> WRITTEN PROBLEM:
Looking at the listing beneath, work out how many lines hold "name" and report only that figure.

(Extracted records)
§ §

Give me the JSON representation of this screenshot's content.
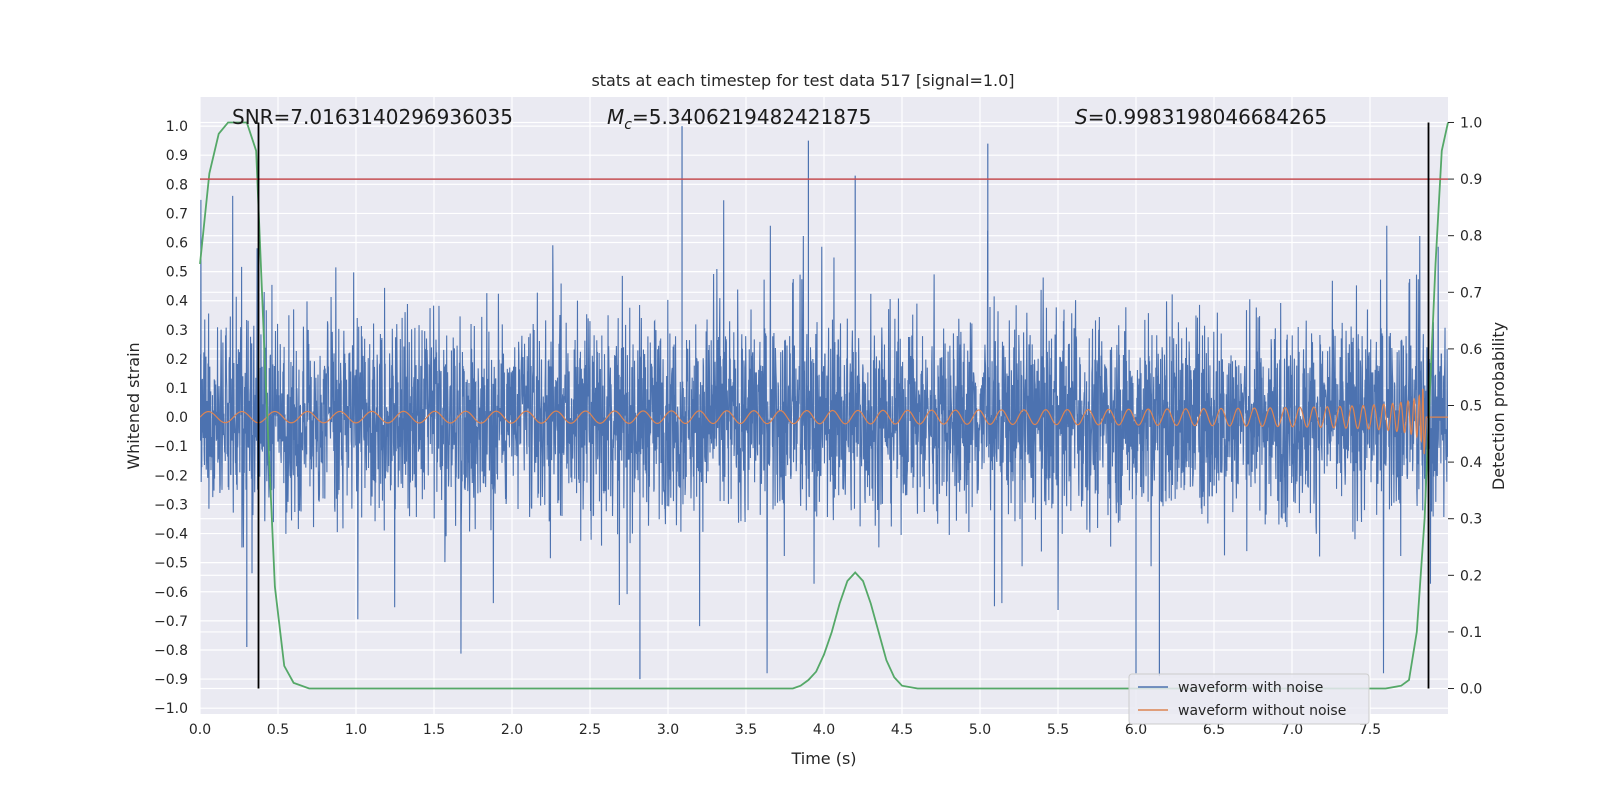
{
  "chart_data": {
    "type": "line",
    "title": "stats at each timestep for test data 517 [signal=1.0]",
    "xlabel": "Time (s)",
    "ylabel": "Whitened strain",
    "ylabel_right": "Detection probability",
    "xlim": [
      0.0,
      8.0
    ],
    "ylim": [
      -1.02,
      1.1
    ],
    "ylim_right": [
      -0.045,
      1.045
    ],
    "x_ticks": [
      "0.0",
      "0.5",
      "1.0",
      "1.5",
      "2.0",
      "2.5",
      "3.0",
      "3.5",
      "4.0",
      "4.5",
      "5.0",
      "5.5",
      "6.0",
      "6.5",
      "7.0",
      "7.5"
    ],
    "y_ticks": [
      "1.0",
      "0.9",
      "0.8",
      "0.7",
      "0.6",
      "0.5",
      "0.4",
      "0.3",
      "0.2",
      "0.1",
      "0.0",
      "−0.1",
      "−0.2",
      "−0.3",
      "−0.4",
      "−0.5",
      "−0.6",
      "−0.7",
      "−0.8",
      "−0.9",
      "−1.0"
    ],
    "y_right_ticks": [
      "1.0",
      "0.9",
      "0.8",
      "0.7",
      "0.6",
      "0.5",
      "0.4",
      "0.3",
      "0.2",
      "0.1",
      "0.0"
    ],
    "annotations": {
      "snr": "SNR=7.0163140296936035",
      "mc_symbol": "M",
      "mc_sub": "c",
      "mc_value": "=5.3406219482421875",
      "s_symbol": "S",
      "s_value": "=0.9983198046684265"
    },
    "threshold_right": 0.9,
    "vlines_x": [
      0.375,
      7.875
    ],
    "series": [
      {
        "name": "waveform with noise",
        "color": "#4c72b0",
        "noise_envelope": 0.5,
        "max_peak": 1.0,
        "min_peak": -0.9
      },
      {
        "name": "waveform without noise",
        "color": "#dd8452",
        "start_amplitude": 0.02,
        "end_amplitude": 0.12,
        "chirp_end_x": 7.85
      },
      {
        "name": "detection probability",
        "color": "#55a868",
        "axis": "right",
        "x": [
          0.0,
          0.06,
          0.12,
          0.18,
          0.24,
          0.3,
          0.36,
          0.42,
          0.48,
          0.54,
          0.6,
          0.7,
          1.0,
          2.0,
          3.0,
          3.5,
          3.7,
          3.8,
          3.85,
          3.9,
          3.95,
          4.0,
          4.05,
          4.1,
          4.15,
          4.2,
          4.25,
          4.3,
          4.35,
          4.4,
          4.45,
          4.5,
          4.6,
          5.0,
          6.0,
          7.0,
          7.6,
          7.7,
          7.75,
          7.8,
          7.85,
          7.88,
          7.92,
          7.96,
          8.0
        ],
        "y": [
          0.75,
          0.91,
          0.98,
          1.0,
          1.0,
          1.0,
          0.95,
          0.55,
          0.18,
          0.04,
          0.01,
          0.0,
          0.0,
          0.0,
          0.0,
          0.0,
          0.0,
          0.0,
          0.005,
          0.015,
          0.03,
          0.06,
          0.1,
          0.15,
          0.19,
          0.205,
          0.19,
          0.15,
          0.1,
          0.05,
          0.02,
          0.005,
          0.0,
          0.0,
          0.0,
          0.0,
          0.0,
          0.005,
          0.015,
          0.1,
          0.3,
          0.5,
          0.75,
          0.95,
          1.0
        ]
      }
    ],
    "legend": {
      "placement": "lower-right",
      "entries": [
        "waveform with noise",
        "waveform without noise"
      ]
    },
    "grid": true,
    "colors": {
      "background": "#eaeaf2",
      "grid": "#ffffff",
      "threshold": "#c44e52",
      "vline": "#000000"
    }
  }
}
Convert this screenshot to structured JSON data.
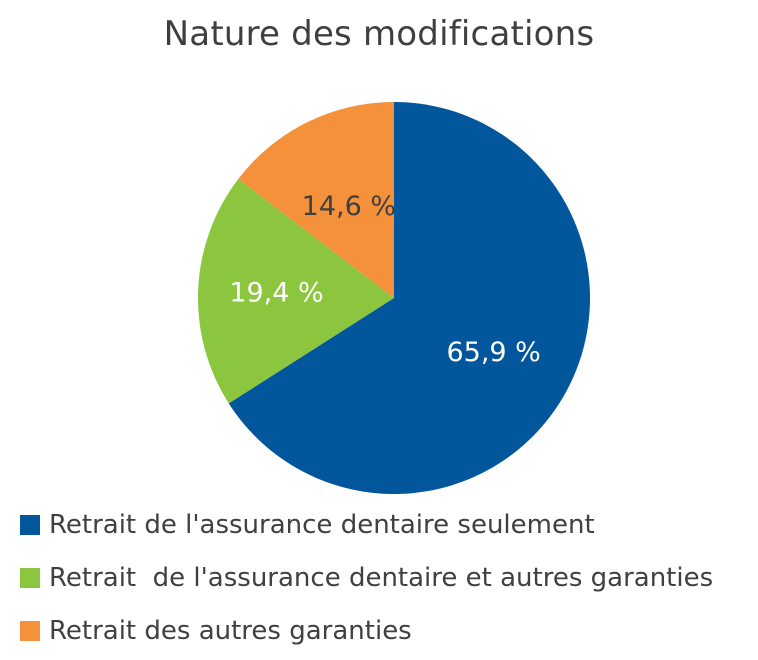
{
  "chart_data": {
    "type": "pie",
    "title": "Nature des modifications",
    "categories": [
      "Retrait de l'assurance dentaire seulement",
      "Retrait  de l'assurance dentaire et autres garanties",
      "Retrait des autres garanties"
    ],
    "values": [
      65.9,
      19.4,
      14.6
    ],
    "data_labels": [
      "65,9 %",
      "19,4 %",
      "14,6 %"
    ],
    "colors": [
      "#02569b",
      "#8cc63f",
      "#f4913a"
    ],
    "label_colors": [
      "#ffffff",
      "#ffffff",
      "#404040"
    ],
    "start_angle_deg": 0,
    "direction": "clockwise",
    "legend_position": "bottom"
  }
}
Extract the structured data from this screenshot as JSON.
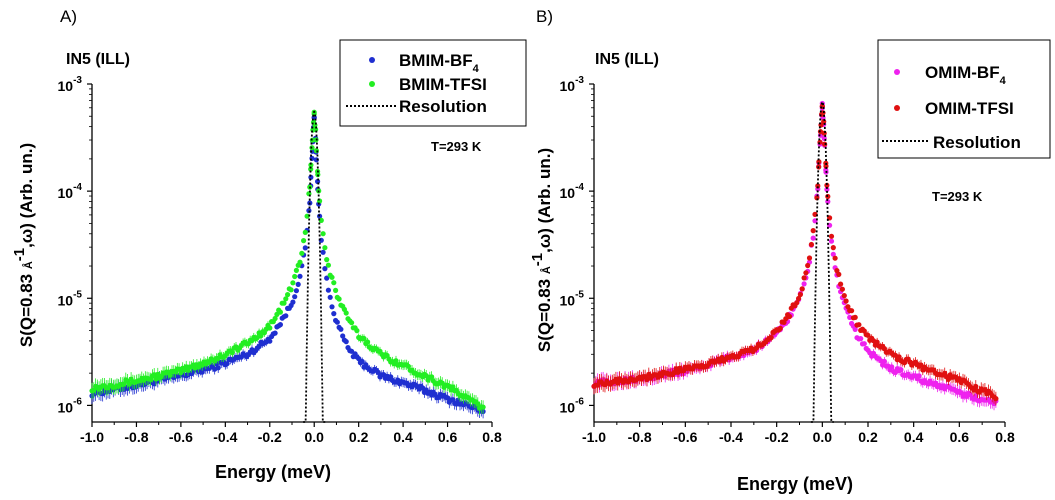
{
  "chart_data": [
    {
      "type": "scatter",
      "panel_label": "A)",
      "instrument": "IN5 (ILL)",
      "temperature": "T=293 K",
      "xlabel": "Energy (meV)",
      "ylabel": "S(Q=0.83 Å-1,ω) (Arb. un.)",
      "ylabel_parts": {
        "pre": "S(Q=0.83 ",
        "unit": "Å",
        "sup": "-1",
        "post": ",ω)  (Arb. un.)"
      },
      "xlim": [
        -1.0,
        0.8
      ],
      "ylim": [
        7e-07,
        0.001
      ],
      "yscale": "log",
      "xticks": [
        "-1.0",
        "-0.8",
        "-0.6",
        "-0.4",
        "-0.2",
        "0.0",
        "0.2",
        "0.4",
        "0.6",
        "0.8"
      ],
      "yticks": [
        {
          "base": "10",
          "exp": "-6",
          "value": 1e-06
        },
        {
          "base": "10",
          "exp": "-5",
          "value": 1e-05
        },
        {
          "base": "10",
          "exp": "-4",
          "value": 0.0001
        },
        {
          "base": "10",
          "exp": "-3",
          "value": 0.001
        }
      ],
      "legend_position": "top-right",
      "series": [
        {
          "name": "BMIM-BF",
          "subscript": "4",
          "color": "#1f2fd0",
          "marker": "point",
          "x_range": [
            -1.0,
            0.76
          ],
          "peak": 0.00048,
          "left_wing": [
            [
              0.0,
              0.00048
            ],
            [
              0.006,
              0.0003
            ],
            [
              0.012,
              0.00017
            ],
            [
              0.02,
              8e-05
            ],
            [
              0.035,
              3.5e-05
            ],
            [
              0.06,
              1.7e-05
            ],
            [
              0.1,
              9e-06
            ],
            [
              0.15,
              6e-06
            ],
            [
              0.2,
              4.2e-06
            ],
            [
              0.3,
              3e-06
            ],
            [
              0.45,
              2.3e-06
            ],
            [
              0.6,
              1.9e-06
            ],
            [
              0.8,
              1.55e-06
            ],
            [
              1.0,
              1.3e-06
            ]
          ],
          "right_wing": [
            [
              0.0,
              0.00048
            ],
            [
              0.006,
              0.0003
            ],
            [
              0.012,
              0.00016
            ],
            [
              0.02,
              7.5e-05
            ],
            [
              0.035,
              3e-05
            ],
            [
              0.06,
              1.3e-05
            ],
            [
              0.1,
              6e-06
            ],
            [
              0.15,
              3.5e-06
            ],
            [
              0.2,
              2.6e-06
            ],
            [
              0.3,
              1.9e-06
            ],
            [
              0.45,
              1.5e-06
            ],
            [
              0.6,
              1.15e-06
            ],
            [
              0.76,
              9e-07
            ]
          ]
        },
        {
          "name": "BMIM-TFSI",
          "subscript": "",
          "color": "#22ee22",
          "marker": "point",
          "x_range": [
            -1.0,
            0.76
          ],
          "peak": 0.00052,
          "left_wing": [
            [
              0.0,
              0.00052
            ],
            [
              0.006,
              0.00036
            ],
            [
              0.012,
              0.00022
            ],
            [
              0.02,
              0.00011
            ],
            [
              0.035,
              5e-05
            ],
            [
              0.06,
              2.4e-05
            ],
            [
              0.1,
              1.3e-05
            ],
            [
              0.15,
              8e-06
            ],
            [
              0.2,
              5.5e-06
            ],
            [
              0.3,
              3.8e-06
            ],
            [
              0.45,
              2.7e-06
            ],
            [
              0.6,
              2.1e-06
            ],
            [
              0.8,
              1.7e-06
            ],
            [
              1.0,
              1.45e-06
            ]
          ],
          "right_wing": [
            [
              0.0,
              0.00052
            ],
            [
              0.006,
              0.00036
            ],
            [
              0.012,
              0.00021
            ],
            [
              0.02,
              0.0001
            ],
            [
              0.035,
              4.6e-05
            ],
            [
              0.06,
              2.1e-05
            ],
            [
              0.1,
              1.1e-05
            ],
            [
              0.15,
              6.5e-06
            ],
            [
              0.2,
              4.5e-06
            ],
            [
              0.3,
              3e-06
            ],
            [
              0.45,
              2.1e-06
            ],
            [
              0.6,
              1.5e-06
            ],
            [
              0.76,
              9.5e-07
            ]
          ]
        },
        {
          "name": "Resolution",
          "subscript": "",
          "color": "#000000",
          "marker": "dotted-line",
          "x_range": [
            -0.05,
            0.05
          ],
          "peak": 0.00055,
          "sigma": 0.0105
        }
      ]
    },
    {
      "type": "scatter",
      "panel_label": "B)",
      "instrument": "IN5 (ILL)",
      "temperature": "T=293 K",
      "xlabel": "Energy (meV)",
      "ylabel": "S(Q=0.83 Å-1,ω) (Arb. un.)",
      "ylabel_parts": {
        "pre": "S(Q=0.83 ",
        "unit": "Å",
        "sup": "-1",
        "post": ",ω)  (Arb. un.)"
      },
      "xlim": [
        -1.0,
        0.8
      ],
      "ylim": [
        7e-07,
        0.001
      ],
      "yscale": "log",
      "xticks": [
        "-1.0",
        "-0.8",
        "-0.6",
        "-0.4",
        "-0.2",
        "0.0",
        "0.2",
        "0.4",
        "0.6",
        "0.8"
      ],
      "yticks": [
        {
          "base": "10",
          "exp": "-6",
          "value": 1e-06
        },
        {
          "base": "10",
          "exp": "-5",
          "value": 1e-05
        },
        {
          "base": "10",
          "exp": "-4",
          "value": 0.0001
        },
        {
          "base": "10",
          "exp": "-3",
          "value": 0.001
        }
      ],
      "legend_position": "top-right",
      "series": [
        {
          "name": "OMIM-BF",
          "subscript": "4",
          "color": "#ee22ee",
          "marker": "point",
          "x_range": [
            -1.0,
            0.76
          ],
          "peak": 0.00063,
          "left_wing": [
            [
              0.0,
              0.00063
            ],
            [
              0.006,
              0.0004
            ],
            [
              0.012,
              0.00023
            ],
            [
              0.02,
              0.00011
            ],
            [
              0.035,
              4.5e-05
            ],
            [
              0.06,
              2e-05
            ],
            [
              0.1,
              1e-05
            ],
            [
              0.15,
              6.5e-06
            ],
            [
              0.2,
              4.7e-06
            ],
            [
              0.3,
              3.3e-06
            ],
            [
              0.45,
              2.6e-06
            ],
            [
              0.6,
              2.1e-06
            ],
            [
              0.8,
              1.8e-06
            ],
            [
              1.0,
              1.6e-06
            ]
          ],
          "right_wing": [
            [
              0.0,
              0.00063
            ],
            [
              0.006,
              0.0004
            ],
            [
              0.012,
              0.00022
            ],
            [
              0.02,
              0.0001
            ],
            [
              0.035,
              4e-05
            ],
            [
              0.06,
              1.7e-05
            ],
            [
              0.1,
              8e-06
            ],
            [
              0.15,
              4.6e-06
            ],
            [
              0.2,
              3.2e-06
            ],
            [
              0.3,
              2.2e-06
            ],
            [
              0.45,
              1.7e-06
            ],
            [
              0.6,
              1.3e-06
            ],
            [
              0.76,
              1.05e-06
            ]
          ]
        },
        {
          "name": "OMIM-TFSI",
          "subscript": "",
          "color": "#e01010",
          "marker": "point",
          "x_range": [
            -1.0,
            0.76
          ],
          "peak": 0.00065,
          "left_wing": [
            [
              0.0,
              0.00065
            ],
            [
              0.006,
              0.00042
            ],
            [
              0.012,
              0.00024
            ],
            [
              0.02,
              0.000115
            ],
            [
              0.035,
              4.8e-05
            ],
            [
              0.06,
              2.1e-05
            ],
            [
              0.1,
              1.05e-05
            ],
            [
              0.15,
              6.8e-06
            ],
            [
              0.2,
              4.9e-06
            ],
            [
              0.3,
              3.4e-06
            ],
            [
              0.45,
              2.6e-06
            ],
            [
              0.6,
              2.15e-06
            ],
            [
              0.8,
              1.8e-06
            ],
            [
              1.0,
              1.6e-06
            ]
          ],
          "right_wing": [
            [
              0.0,
              0.00065
            ],
            [
              0.006,
              0.00042
            ],
            [
              0.012,
              0.00024
            ],
            [
              0.02,
              0.00011
            ],
            [
              0.035,
              4.6e-05
            ],
            [
              0.06,
              2e-05
            ],
            [
              0.1,
              1e-05
            ],
            [
              0.15,
              6e-06
            ],
            [
              0.2,
              4.3e-06
            ],
            [
              0.3,
              3e-06
            ],
            [
              0.45,
              2.2e-06
            ],
            [
              0.6,
              1.7e-06
            ],
            [
              0.76,
              1.2e-06
            ]
          ]
        },
        {
          "name": "Resolution",
          "subscript": "",
          "color": "#000000",
          "marker": "dotted-line",
          "x_range": [
            -0.05,
            0.05
          ],
          "peak": 0.00068,
          "sigma": 0.0105
        }
      ]
    }
  ]
}
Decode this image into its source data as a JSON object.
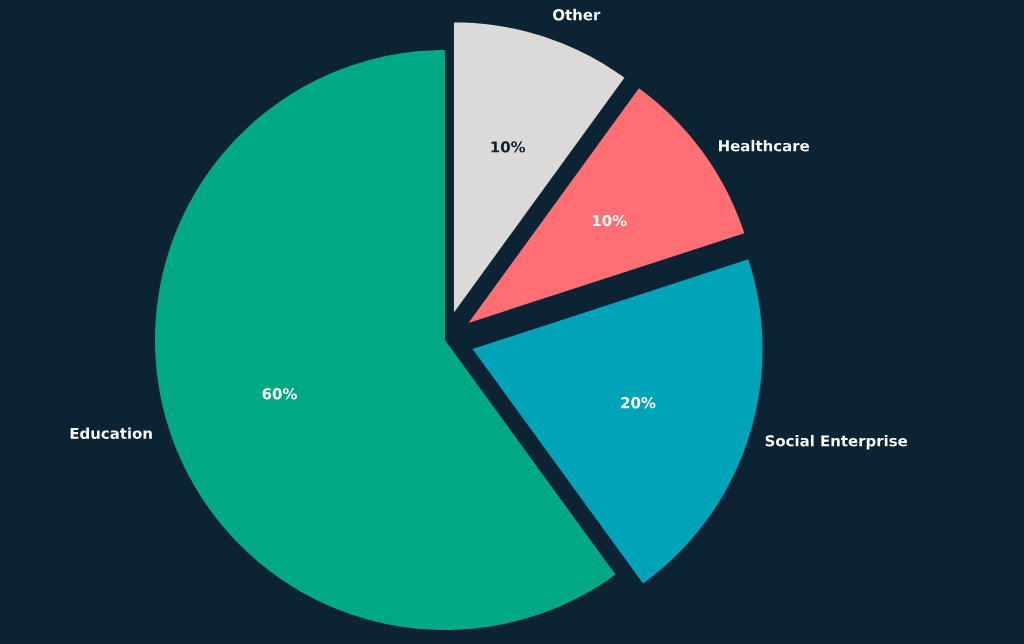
{
  "chart_data": {
    "type": "pie",
    "categories": [
      "Education",
      "Social Enterprise",
      "Healthcare",
      "Other"
    ],
    "values": [
      60,
      20,
      10,
      10
    ],
    "colors": [
      "#00a884",
      "#00a3b8",
      "#ff6f73",
      "#dcdad8"
    ],
    "value_labels": [
      "60%",
      "20%",
      "10%",
      "10%"
    ]
  }
}
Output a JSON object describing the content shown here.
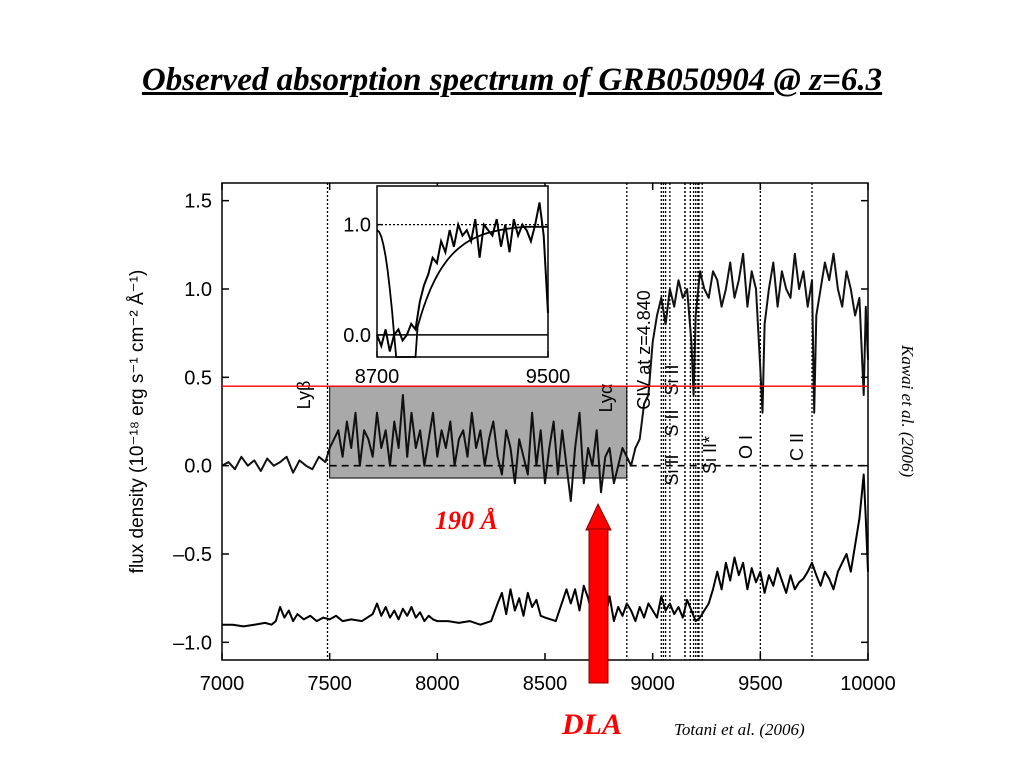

§ §

> ANSWER TO THIS TASK:
9